**Description of the task:**
Find how many lines in the data below mention "from". Give the number only.

**Data provided:**
▼

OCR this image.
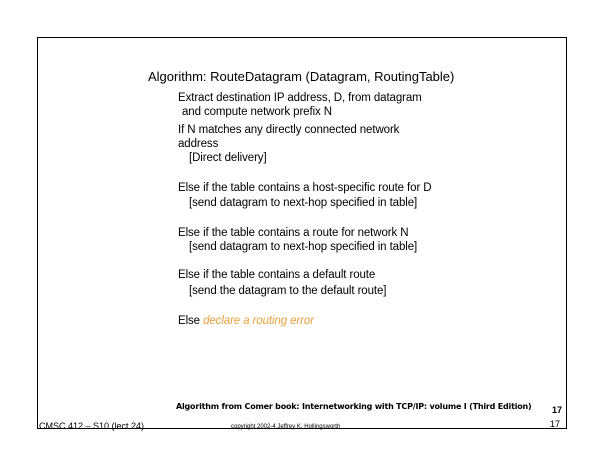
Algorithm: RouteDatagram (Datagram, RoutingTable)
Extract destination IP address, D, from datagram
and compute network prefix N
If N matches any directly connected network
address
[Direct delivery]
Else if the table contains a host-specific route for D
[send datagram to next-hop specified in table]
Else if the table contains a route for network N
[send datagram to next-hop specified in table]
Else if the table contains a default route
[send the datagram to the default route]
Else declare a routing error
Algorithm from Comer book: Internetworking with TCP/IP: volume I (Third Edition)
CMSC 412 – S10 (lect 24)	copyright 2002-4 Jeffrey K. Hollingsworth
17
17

▲

**Solution to the problem:**
2